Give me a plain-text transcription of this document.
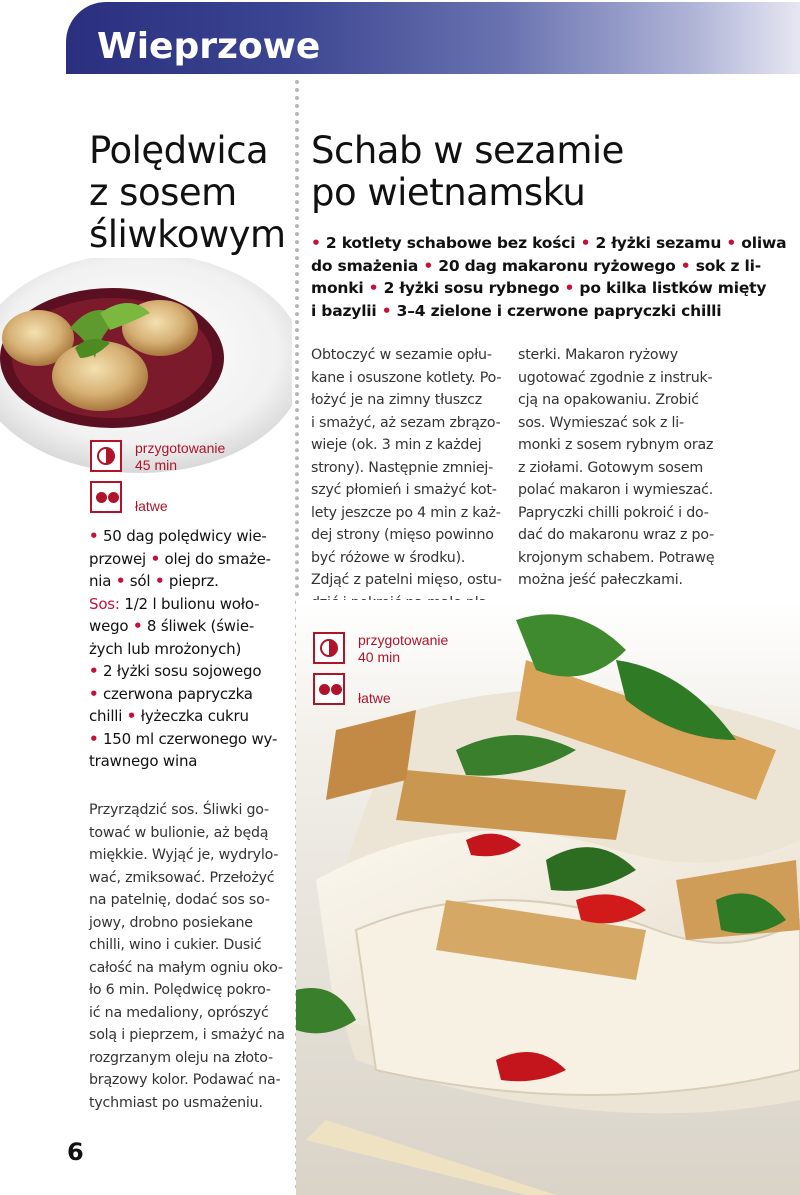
Wieprzowe
Polędwica
z sosem
śliwkowym
Schab w sezamie
po wietnamsku
przygotowanie
45 min
łatwe
• 50 dag polędwicy wie-
przowej • olej do smaże-
nia • sól • pieprz.
Sos: 1/2 l bulionu woło-
wego • 8 śliwek (świe-
żych lub mrożonych)
• 2 łyżki sosu sojowego
• czerwona papryczka
chilli • łyżeczka cukru
• 150 ml czerwonego wy-
trawnego wina
Przyrządzić sos. Śliwki go-
tować w bulionie, aż będą
miękkie. Wyjąć je, wydrylo-
wać, zmiksować. Przełożyć
na patelnię, dodać sos so-
jowy, drobno posiekane
chilli, wino i cukier. Dusić
całość na małym ogniu oko-
ło 6 min. Polędwicę pokro-
ić na medaliony, oprószyć
solą i pieprzem, i smażyć na
rozgrzanym oleju na złoto-
brązowy kolor. Podawać na-
tychmiast po usmażeniu.
• 2 kotlety schabowe bez kości • 2 łyżki sezamu • oliwa
do smażenia • 20 dag makaronu ryżowego • sok z li-
monki • 2 łyżki sosu rybnego • po kilka listków mięty
i bazylii • 3–4 zielone i czerwone papryczki chilli
Obtoczyć w sezamie opłu-
kane i osuszone kotlety. Po-
łożyć je na zimny tłuszcz
i smażyć, aż sezam zbrązo-
wieje (ok. 3 min z każdej
strony). Następnie zmniej-
szyć płomień i smażyć kot-
lety jeszcze po 4 min z każ-
dej strony (mięso powinno
być różowe w środku).
Zdjąć z patelni mięso, ostu-
sterki. Makaron ryżowy
ugotować zgodnie z instruk-
cją na opakowaniu. Zrobić
sos. Wymieszać sok z li-
monki z sosem rybnym oraz
z ziołami. Gotowym sosem
polać makaron i wymieszać.
Papryczki chilli pokroić i do-
dać do makaronu wraz z po-
krojonym schabem. Potrawę
można jeść pałeczkami.
przygotowanie
40 min
łatwe
6
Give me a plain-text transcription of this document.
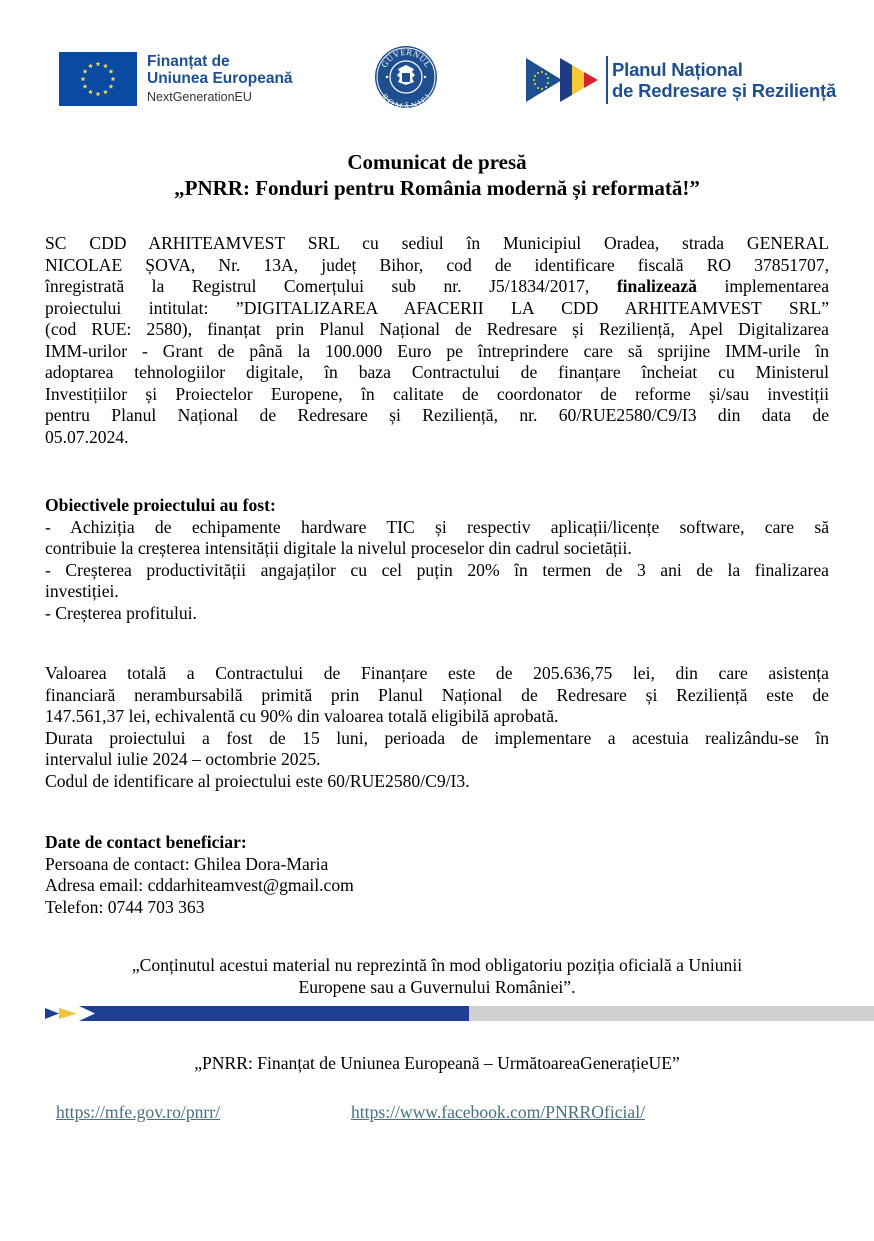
Finanțat de
Uniunea Europeană
NextGenerationEU
GUVERNUL
ROMÂNIEI
Planul Național
de Redresare și Reziliență
Comunicat de presă
„PNRR: Fonduri pentru România modernă și reformată!”
SC CDD ARHITEAMVEST SRL cu sediul în Municipiul Oradea, strada GENERAL
NICOLAE ȘOVA, Nr. 13A, județ Bihor, cod de identificare fiscală RO 37851707,
înregistrată la Registrul Comerțului sub nr. J5/1834/2017, finalizează implementarea
proiectului intitulat: ”DIGITALIZAREA AFACERII LA CDD ARHITEAMVEST SRL”
(cod RUE: 2580), finanțat prin Planul Național de Redresare și Reziliență, Apel Digitalizarea
IMM-urilor - Grant de până la 100.000 Euro pe întreprindere care să sprijine IMM-urile în
adoptarea tehnologiilor digitale, în baza Contractului de finanțare încheiat cu Ministerul
Investițiilor și Proiectelor Europene, în calitate de coordonator de reforme și/sau investiții
pentru Planul Național de Redresare și Reziliență, nr. 60/RUE2580/C9/I3 din data de
05.07.2024.
Obiectivele proiectului au fost:
- Achiziția de echipamente hardware TIC și respectiv aplicații/licențe software, care să
contribuie la creșterea intensității digitale la nivelul proceselor din cadrul societății.
- Creșterea productivității angajaților cu cel puțin 20% în termen de 3 ani de la finalizarea
investiției.
- Creșterea profitului.
Valoarea totală a Contractului de Finanțare este de 205.636,75 lei, din care asistența
financiară nerambursabilă primită prin Planul Național de Redresare și Reziliență este de
147.561,37 lei, echivalentă cu 90% din valoarea totală eligibilă aprobată.
Durata proiectului a fost de 15 luni, perioada de implementare a acestuia realizându-se în
intervalul iulie 2024 – octombrie 2025.
Codul de identificare al proiectului este 60/RUE2580/C9/I3.
Date de contact beneficiar:
Persoana de contact: Ghilea Dora-Maria
Adresa email: cddarhiteamvest@gmail.com
Telefon: 0744 703 363
„Conținutul acestui material nu reprezintă în mod obligatoriu poziția oficială a Uniunii
Europene sau a Guvernului României”.
„PNRR: Finanțat de Uniunea Europeană – UrmătoareaGenerațieUE”
https://mfe.gov.ro/pnrr/	https://www.facebook.com/PNRROficial/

__________

- **Given exercise**
The records above are to be reproduced exactly; the pictures are to be left out.

- **Completed task**
Give me a plain-text transcription of this document.
Wieprzowe
Polędwica
z sosem
śliwkowym
Schab w sezamie
po wietnamsku
przygotowanie
45 min
łatwe
• 50 dag polędwicy wie-
przowej • olej do smaże-
nia • sól • pieprz.
Sos: 1/2 l bulionu woło-
wego • 8 śliwek (świe-
żych lub mrożonych)
• 2 łyżki sosu sojowego
• czerwona papryczka
chilli • łyżeczka cukru
• 150 ml czerwonego wy-
trawnego wina
Przyrządzić sos. Śliwki go-
tować w bulionie, aż będą
miękkie. Wyjąć je, wydrylo-
wać, zmiksować. Przełożyć
na patelnię, dodać sos so-
jowy, drobno posiekane
chilli, wino i cukier. Dusić
całość na małym ogniu oko-
ło 6 min. Polędwicę pokro-
ić na medaliony, oprószyć
solą i pieprzem, i smażyć na
rozgrzanym oleju na złoto-
brązowy kolor. Podawać na-
tychmiast po usmażeniu.
• 2 kotlety schabowe bez kości • 2 łyżki sezamu • oliwa
do smażenia • 20 dag makaronu ryżowego • sok z li-
monki • 2 łyżki sosu rybnego • po kilka listków mięty
i bazylii • 3–4 zielone i czerwone papryczki chilli
Obtoczyć w sezamie opłu-
kane i osuszone kotlety. Po-
łożyć je na zimny tłuszcz
i smażyć, aż sezam zbrązo-
wieje (ok. 3 min z każdej
strony). Następnie zmniej-
szyć płomień i smażyć kot-
lety jeszcze po 4 min z każ-
dej strony (mięso powinno
być różowe w środku).
Zdjąć z patelni mięso, ostu-
sterki. Makaron ryżowy
ugotować zgodnie z instruk-
cją na opakowaniu. Zrobić
sos. Wymieszać sok z li-
monki z sosem rybnym oraz
z ziołami. Gotowym sosem
polać makaron i wymieszać.
Papryczki chilli pokroić i do-
dać do makaronu wraz z po-
krojonym schabem. Potrawę
można jeść pałeczkami.
przygotowanie
40 min
łatwe
6
Give me a plain-text transcription of this document.
Finanțat de
Uniunea Europeană
NextGenerationEU
GUVERNUL
ROMÂNIEI
Planul Național
de Redresare și Reziliență
Comunicat de presă
„PNRR: Fonduri pentru România modernă și reformată!”
SC CDD ARHITEAMVEST SRL cu sediul în Municipiul Oradea, strada GENERAL
NICOLAE ȘOVA, Nr. 13A, județ Bihor, cod de identificare fiscală RO 37851707,
înregistrată la Registrul Comerțului sub nr. J5/1834/2017, finalizează implementarea
proiectului intitulat: ”DIGITALIZAREA AFACERII LA CDD ARHITEAMVEST SRL”
(cod RUE: 2580), finanțat prin Planul Național de Redresare și Reziliență, Apel Digitalizarea
IMM-urilor - Grant de până la 100.000 Euro pe întreprindere care să sprijine IMM-urile în
adoptarea tehnologiilor digitale, în baza Contractului de finanțare încheiat cu Ministerul
Investițiilor și Proiectelor Europene, în calitate de coordonator de reforme și/sau investiții
pentru Planul Național de Redresare și Reziliență, nr. 60/RUE2580/C9/I3 din data de
05.07.2024.
Obiectivele proiectului au fost:
- Achiziția de echipamente hardware TIC și respectiv aplicații/licențe software, care să
contribuie la creșterea intensității digitale la nivelul proceselor din cadrul societății.
- Creșterea productivității angajaților cu cel puțin 20% în termen de 3 ani de la finalizarea
investiției.
- Creșterea profitului.
Valoarea totală a Contractului de Finanțare este de 205.636,75 lei, din care asistența
financiară nerambursabilă primită prin Planul Național de Redresare și Reziliență este de
147.561,37 lei, echivalentă cu 90% din valoarea totală eligibilă aprobată.
Durata proiectului a fost de 15 luni, perioada de implementare a acestuia realizându-se în
intervalul iulie 2024 – octombrie 2025.
Codul de identificare al proiectului este 60/RUE2580/C9/I3.
Date de contact beneficiar:
Persoana de contact: Ghilea Dora-Maria
Adresa email: cddarhiteamvest@gmail.com
Telefon: 0744 703 363
„Conținutul acestui material nu reprezintă în mod obligatoriu poziția oficială a Uniunii
Europene sau a Guvernului României”.
„PNRR: Finanțat de Uniunea Europeană – UrmătoareaGenerațieUE”
https://mfe.gov.ro/pnrr/	https://www.facebook.com/PNRROficial/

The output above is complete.